Task requirements:
Check each line of the records below for the string "JSON", then state how many lines contain it, with no other output.

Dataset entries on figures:
..............................
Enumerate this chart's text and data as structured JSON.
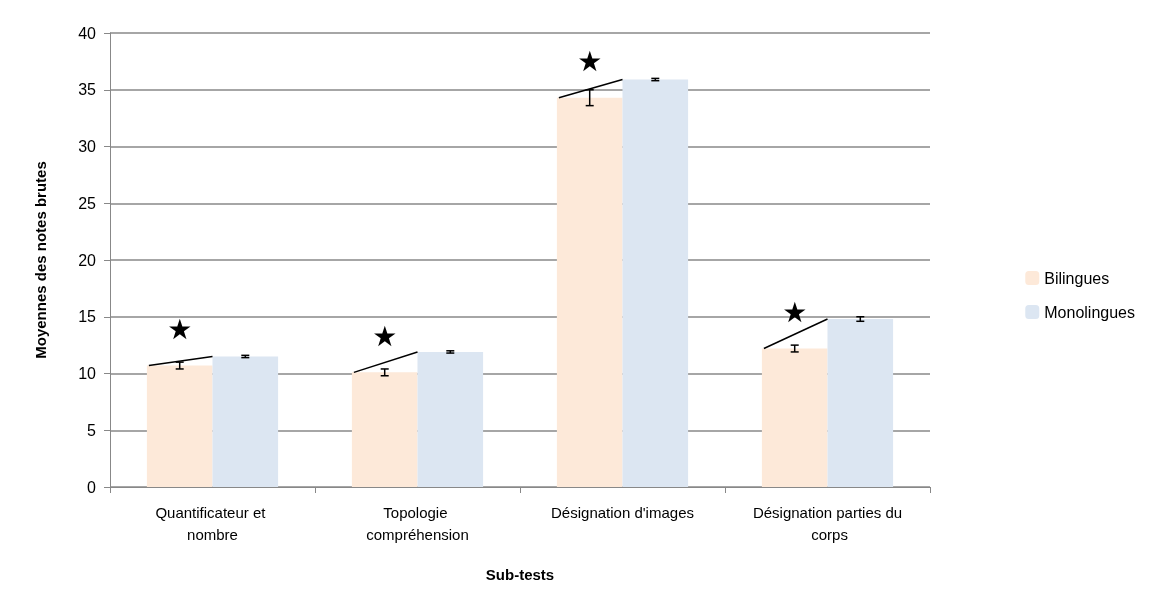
{
  "chart_data": {
    "type": "bar",
    "xlabel": "Sub-tests",
    "ylabel": "Moyennes des notes brutes",
    "categories": [
      "Quantificateur et nombre",
      "Topologie compréhension",
      "Désignation d'images",
      "Désignation parties du corps"
    ],
    "series": [
      {
        "name": "Bilingues",
        "color": "#fde9d9",
        "values": [
          10.7,
          10.1,
          34.3,
          12.2
        ],
        "errors": [
          0.3,
          0.3,
          0.7,
          0.3
        ]
      },
      {
        "name": "Monolingues",
        "color": "#dce6f2",
        "values": [
          11.5,
          11.9,
          35.9,
          14.8
        ],
        "errors": [
          0.1,
          0.1,
          0.1,
          0.2
        ]
      }
    ],
    "ylim": [
      0,
      40
    ],
    "yticks": [
      0,
      5,
      10,
      15,
      20,
      25,
      30,
      35,
      40
    ],
    "grid": "y",
    "legend": "right",
    "annotations": [
      "★",
      "★",
      "★",
      "★"
    ]
  }
}
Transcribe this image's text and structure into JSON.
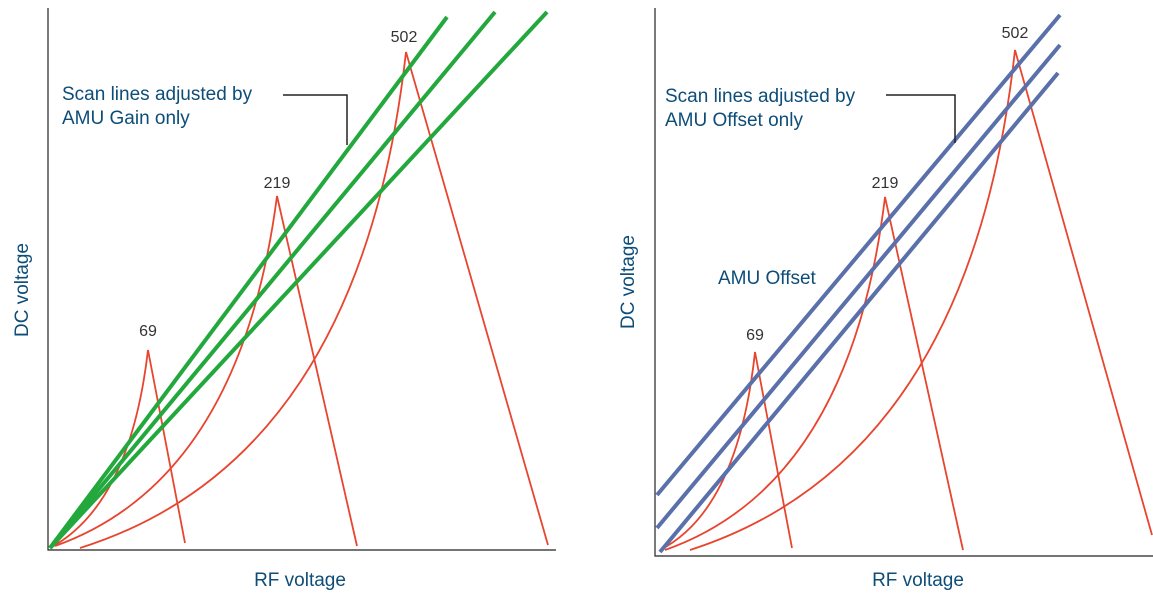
{
  "left_panel": {
    "y_axis_label": "DC voltage",
    "x_axis_label": "RF voltage",
    "annotation": [
      "Scan lines adjusted by",
      "AMU Gain only"
    ],
    "peaks": [
      "69",
      "219",
      "502"
    ]
  },
  "right_panel": {
    "y_axis_label": "DC voltage",
    "x_axis_label": "RF voltage",
    "annotation": [
      "Scan lines adjusted by",
      "AMU Offset only"
    ],
    "offset_label": "AMU Offset",
    "peaks": [
      "69",
      "219",
      "502"
    ]
  }
}
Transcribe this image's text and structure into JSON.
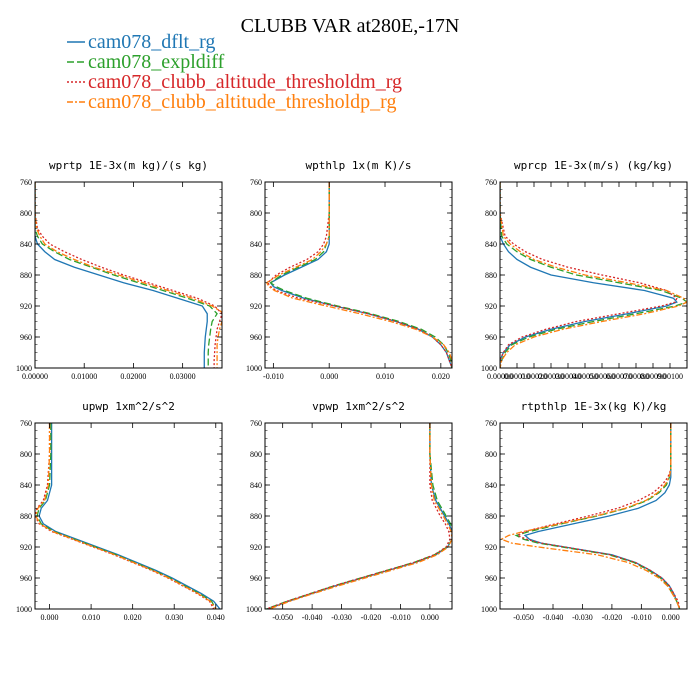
{
  "figure": {
    "title": "CLUBB VAR at280E,-17N"
  },
  "legend": [
    {
      "name": "cam078_dflt_rg",
      "color": "#1f77b4",
      "dash": "solid"
    },
    {
      "name": "cam078_expldiff",
      "color": "#2ca02c",
      "dash": "longdash"
    },
    {
      "name": "cam078_clubb_altitude_thresholdm_rg",
      "color": "#d62728",
      "dash": "dot"
    },
    {
      "name": "cam078_clubb_altitude_thresholdp_rg",
      "color": "#ff7f0e",
      "dash": "dashdot"
    }
  ],
  "chart_data": [
    {
      "type": "line",
      "title": "wprtp  1E-3x(m kg)/(s kg)",
      "xlim": [
        0,
        0.038
      ],
      "ylim": [
        760,
        1000
      ],
      "y_inverted": true,
      "xticks": [
        0,
        0.01,
        0.02,
        0.03
      ],
      "xtick_labels": [
        "0.00000",
        "0.01000",
        "0.02000",
        "0.03000"
      ],
      "yticks": [
        760,
        800,
        840,
        880,
        920,
        960,
        1000
      ],
      "y": [
        760,
        800,
        820,
        830,
        840,
        850,
        860,
        870,
        880,
        890,
        900,
        910,
        920,
        930,
        940,
        950,
        960,
        970,
        980,
        990,
        1000
      ],
      "series": [
        {
          "name": "cam078_dflt_rg",
          "values": [
            0,
            0,
            0,
            0,
            0.0005,
            0.002,
            0.004,
            0.008,
            0.013,
            0.018,
            0.024,
            0.029,
            0.034,
            0.035,
            0.035,
            0.0348,
            0.0346,
            0.0345,
            0.0344,
            0.0344,
            0.0344
          ]
        },
        {
          "name": "cam078_expldiff",
          "values": [
            0,
            0,
            0,
            0.0005,
            0.0015,
            0.004,
            0.007,
            0.0115,
            0.016,
            0.021,
            0.026,
            0.031,
            0.0355,
            0.037,
            0.036,
            0.0357,
            0.0355,
            0.0353,
            0.0352,
            0.0352,
            0.0352
          ]
        },
        {
          "name": "cam078_clubb_altitude_thresholdm_rg",
          "values": [
            0,
            0,
            0.0005,
            0.0015,
            0.003,
            0.006,
            0.0095,
            0.0135,
            0.018,
            0.023,
            0.028,
            0.033,
            0.0365,
            0.038,
            0.0375,
            0.037,
            0.0368,
            0.0366,
            0.0365,
            0.0364,
            0.0364
          ]
        },
        {
          "name": "cam078_clubb_altitude_thresholdp_rg",
          "values": [
            0,
            0,
            0.0003,
            0.001,
            0.002,
            0.0045,
            0.008,
            0.012,
            0.017,
            0.022,
            0.027,
            0.032,
            0.036,
            0.0385,
            0.038,
            0.0375,
            0.0372,
            0.037,
            0.037,
            0.037,
            0.037
          ]
        }
      ]
    },
    {
      "type": "line",
      "title": "wpthlp  1x(m K)/s",
      "xlim": [
        -0.0115,
        0.022
      ],
      "ylim": [
        760,
        1000
      ],
      "y_inverted": true,
      "xticks": [
        -0.01,
        0,
        0.01,
        0.02
      ],
      "xtick_labels": [
        "-0.010",
        "0.000",
        "0.010",
        "0.020"
      ],
      "yticks": [
        760,
        800,
        840,
        880,
        920,
        960,
        1000
      ],
      "y": [
        760,
        800,
        830,
        840,
        850,
        860,
        870,
        880,
        890,
        895,
        900,
        910,
        920,
        930,
        940,
        950,
        960,
        970,
        980,
        990,
        1000
      ],
      "series": [
        {
          "name": "cam078_dflt_rg",
          "values": [
            0,
            0,
            0,
            0,
            -0.0005,
            -0.002,
            -0.005,
            -0.008,
            -0.0105,
            -0.01,
            -0.0085,
            -0.0045,
            0.001,
            0.007,
            0.012,
            0.016,
            0.0185,
            0.02,
            0.021,
            0.0215,
            0.022
          ]
        },
        {
          "name": "cam078_expldiff",
          "values": [
            0,
            0,
            0,
            -0.0005,
            -0.001,
            -0.0025,
            -0.0055,
            -0.0085,
            -0.0105,
            -0.0095,
            -0.008,
            -0.004,
            0.0015,
            0.0075,
            0.0125,
            0.0165,
            0.019,
            0.0205,
            0.0213,
            0.0218,
            0.022
          ]
        },
        {
          "name": "cam078_clubb_altitude_thresholdm_rg",
          "values": [
            0,
            0,
            -0.0005,
            -0.001,
            -0.002,
            -0.004,
            -0.007,
            -0.0095,
            -0.011,
            -0.0105,
            -0.0095,
            -0.0055,
            0.001,
            0.007,
            0.012,
            0.016,
            0.0185,
            0.02,
            0.021,
            0.0215,
            0.022
          ]
        },
        {
          "name": "cam078_clubb_altitude_thresholdp_rg",
          "values": [
            0,
            0,
            0,
            -0.0005,
            -0.0015,
            -0.003,
            -0.006,
            -0.009,
            -0.0112,
            -0.0108,
            -0.0098,
            -0.0065,
            -0.0005,
            0.0055,
            0.011,
            0.0155,
            0.0185,
            0.0205,
            0.0215,
            0.022,
            0.022
          ]
        }
      ]
    },
    {
      "type": "line",
      "title": "wprcp  1E-3x(m/s) (kg/kg)",
      "xlim": [
        0,
        0.0011
      ],
      "ylim": [
        760,
        1000
      ],
      "y_inverted": true,
      "xticks": [
        0,
        0.0001,
        0.0002,
        0.0003,
        0.0004,
        0.0005,
        0.0006,
        0.0007,
        0.0008,
        0.0009,
        0.001
      ],
      "xtick_labels": [
        "0.00000",
        "0.00010",
        "0.00020",
        "0.00030",
        "0.00040",
        "0.00050",
        "0.00060",
        "0.00070",
        "0.00080",
        "0.00090",
        "0.00100"
      ],
      "yticks": [
        760,
        800,
        840,
        880,
        920,
        960,
        1000
      ],
      "y": [
        760,
        800,
        830,
        840,
        850,
        860,
        870,
        880,
        890,
        900,
        910,
        915,
        920,
        930,
        940,
        950,
        960,
        970,
        980,
        990,
        1000
      ],
      "series": [
        {
          "name": "cam078_dflt_rg",
          "values": [
            0,
            0,
            0,
            2e-05,
            5e-05,
            0.0001,
            0.00018,
            0.0003,
            0.00055,
            0.00085,
            0.00102,
            0.00104,
            0.00098,
            0.00075,
            0.0005,
            0.0003,
            0.00015,
            6e-05,
            2e-05,
            0,
            0
          ]
        },
        {
          "name": "cam078_expldiff",
          "values": [
            0,
            0,
            1e-05,
            4e-05,
            0.0001,
            0.00018,
            0.0003,
            0.00045,
            0.0007,
            0.00095,
            0.00107,
            0.0011,
            0.00103,
            0.0008,
            0.00055,
            0.00033,
            0.00017,
            7e-05,
            3e-05,
            1e-05,
            0
          ]
        },
        {
          "name": "cam078_clubb_altitude_thresholdm_rg",
          "values": [
            0,
            0,
            3e-05,
            8e-05,
            0.00015,
            0.00025,
            0.0004,
            0.0006,
            0.00082,
            0.00098,
            0.00104,
            0.00103,
            0.00095,
            0.0007,
            0.00045,
            0.00027,
            0.00013,
            5e-05,
            2e-05,
            0,
            0
          ]
        },
        {
          "name": "cam078_clubb_altitude_thresholdp_rg",
          "values": [
            0,
            0,
            2e-05,
            6e-05,
            0.00012,
            0.0002,
            0.00033,
            0.0005,
            0.00075,
            0.00098,
            0.00108,
            0.0011,
            0.00105,
            0.00085,
            0.0006,
            0.00037,
            0.0002,
            9e-05,
            4e-05,
            1e-05,
            0
          ]
        }
      ]
    },
    {
      "type": "line",
      "title": "upwp  1xm^2/s^2",
      "xlim": [
        -0.0035,
        0.0415
      ],
      "ylim": [
        760,
        1000
      ],
      "y_inverted": true,
      "xticks": [
        0,
        0.01,
        0.02,
        0.03,
        0.04
      ],
      "xtick_labels": [
        "0.000",
        "0.010",
        "0.020",
        "0.030",
        "0.040"
      ],
      "yticks": [
        760,
        800,
        840,
        880,
        920,
        960,
        1000
      ],
      "y": [
        760,
        800,
        840,
        860,
        870,
        880,
        890,
        900,
        910,
        920,
        930,
        940,
        950,
        960,
        970,
        980,
        990,
        1000
      ],
      "series": [
        {
          "name": "cam078_dflt_rg",
          "values": [
            0.0005,
            0.0005,
            0.0005,
            -0.0005,
            -0.002,
            -0.0025,
            -0.0015,
            0.0015,
            0.0065,
            0.0115,
            0.0165,
            0.021,
            0.0255,
            0.0295,
            0.033,
            0.0365,
            0.0395,
            0.041
          ]
        },
        {
          "name": "cam078_expldiff",
          "values": [
            0.0003,
            0.0003,
            0,
            -0.001,
            -0.0025,
            -0.003,
            -0.002,
            0.001,
            0.006,
            0.011,
            0.016,
            0.0205,
            0.025,
            0.029,
            0.0325,
            0.036,
            0.039,
            0.04
          ]
        },
        {
          "name": "cam078_clubb_altitude_thresholdm_rg",
          "values": [
            0,
            0,
            -0.0005,
            -0.0015,
            -0.003,
            -0.0035,
            -0.0025,
            0.0005,
            0.0055,
            0.0105,
            0.0155,
            0.02,
            0.0245,
            0.0285,
            0.032,
            0.0355,
            0.0385,
            0.0395
          ]
        },
        {
          "name": "cam078_clubb_altitude_thresholdp_rg",
          "values": [
            0,
            0,
            -0.0003,
            -0.0012,
            -0.0028,
            -0.0033,
            -0.0023,
            0.0007,
            0.0057,
            0.0107,
            0.0157,
            0.0202,
            0.0247,
            0.0287,
            0.0322,
            0.0357,
            0.0387,
            0.04
          ]
        }
      ]
    },
    {
      "type": "line",
      "title": "vpwp  1xm^2/s^2",
      "xlim": [
        -0.056,
        0.0075
      ],
      "ylim": [
        760,
        1000
      ],
      "y_inverted": true,
      "xticks": [
        -0.05,
        -0.04,
        -0.03,
        -0.02,
        -0.01,
        0
      ],
      "xtick_labels": [
        "-0.050",
        "-0.040",
        "-0.030",
        "-0.020",
        "-0.010",
        "0.000"
      ],
      "yticks": [
        760,
        800,
        840,
        880,
        920,
        960,
        1000
      ],
      "y": [
        760,
        800,
        840,
        860,
        880,
        890,
        900,
        910,
        920,
        930,
        940,
        950,
        960,
        970,
        980,
        990,
        1000
      ],
      "series": [
        {
          "name": "cam078_dflt_rg",
          "values": [
            0,
            0,
            0.0005,
            0.002,
            0.005,
            0.0065,
            0.0075,
            0.0075,
            0.006,
            0.002,
            -0.005,
            -0.014,
            -0.023,
            -0.032,
            -0.04,
            -0.048,
            -0.055
          ]
        },
        {
          "name": "cam078_expldiff",
          "values": [
            0,
            0,
            0.001,
            0.0025,
            0.0055,
            0.007,
            0.0078,
            0.0076,
            0.0058,
            0.0015,
            -0.0055,
            -0.0145,
            -0.0235,
            -0.0325,
            -0.0405,
            -0.0485,
            -0.0555
          ]
        },
        {
          "name": "cam078_clubb_altitude_thresholdm_rg",
          "values": [
            0,
            0,
            0,
            0.0008,
            0.0035,
            0.0052,
            0.0064,
            0.0068,
            0.0055,
            0.0015,
            -0.0055,
            -0.0145,
            -0.0235,
            -0.0325,
            -0.0405,
            -0.0485,
            -0.0555
          ]
        },
        {
          "name": "cam078_clubb_altitude_thresholdp_rg",
          "values": [
            0,
            0,
            0.0005,
            0.0015,
            0.0045,
            0.006,
            0.0072,
            0.0075,
            0.0062,
            0.0025,
            -0.004,
            -0.013,
            -0.022,
            -0.031,
            -0.0395,
            -0.0475,
            -0.0545
          ]
        }
      ]
    },
    {
      "type": "line",
      "title": "rtpthlp  1E-3x(kg K)/kg",
      "xlim": [
        -0.058,
        0.0055
      ],
      "ylim": [
        760,
        1000
      ],
      "y_inverted": true,
      "xticks": [
        -0.05,
        -0.04,
        -0.03,
        -0.02,
        -0.01,
        0
      ],
      "xtick_labels": [
        "-0.050",
        "-0.040",
        "-0.030",
        "-0.020",
        "-0.010",
        "0.000"
      ],
      "yticks": [
        760,
        800,
        840,
        880,
        920,
        960,
        1000
      ],
      "y": [
        760,
        800,
        820,
        830,
        840,
        850,
        860,
        870,
        880,
        890,
        900,
        905,
        910,
        915,
        920,
        930,
        940,
        950,
        960,
        970,
        980,
        990,
        1000
      ],
      "series": [
        {
          "name": "cam078_dflt_rg",
          "values": [
            0,
            0,
            0,
            0,
            -0.0005,
            -0.002,
            -0.005,
            -0.011,
            -0.021,
            -0.033,
            -0.045,
            -0.0495,
            -0.048,
            -0.044,
            -0.036,
            -0.02,
            -0.012,
            -0.007,
            -0.003,
            -0.0005,
            0.001,
            0.002,
            0.003
          ]
        },
        {
          "name": "cam078_expldiff",
          "values": [
            0,
            0,
            0,
            -0.0005,
            -0.0015,
            -0.004,
            -0.008,
            -0.015,
            -0.025,
            -0.037,
            -0.048,
            -0.0525,
            -0.05,
            -0.045,
            -0.037,
            -0.021,
            -0.0125,
            -0.0075,
            -0.0035,
            -0.001,
            0.0005,
            0.002,
            0.003
          ]
        },
        {
          "name": "cam078_clubb_altitude_thresholdm_rg",
          "values": [
            0,
            0,
            0,
            -0.001,
            -0.003,
            -0.006,
            -0.011,
            -0.018,
            -0.028,
            -0.039,
            -0.0495,
            -0.052,
            -0.049,
            -0.044,
            -0.036,
            -0.0205,
            -0.012,
            -0.007,
            -0.003,
            -0.0005,
            0.001,
            0.0025,
            0.003
          ]
        },
        {
          "name": "cam078_clubb_altitude_thresholdp_rg",
          "values": [
            0,
            0,
            0,
            -0.0005,
            -0.002,
            -0.0045,
            -0.0085,
            -0.0155,
            -0.0255,
            -0.0375,
            -0.05,
            -0.055,
            -0.0575,
            -0.054,
            -0.045,
            -0.025,
            -0.0145,
            -0.0085,
            -0.004,
            -0.0012,
            0.0005,
            0.002,
            0.003
          ]
        }
      ]
    }
  ]
}
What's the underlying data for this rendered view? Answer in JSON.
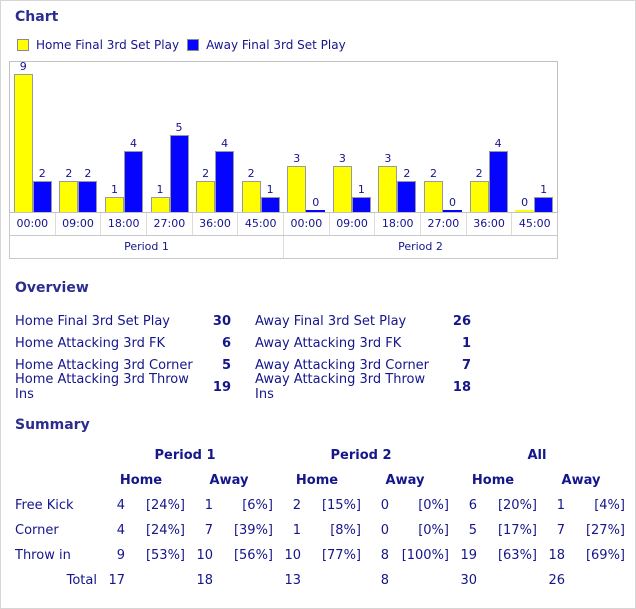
..............................
Output for this exercise:
4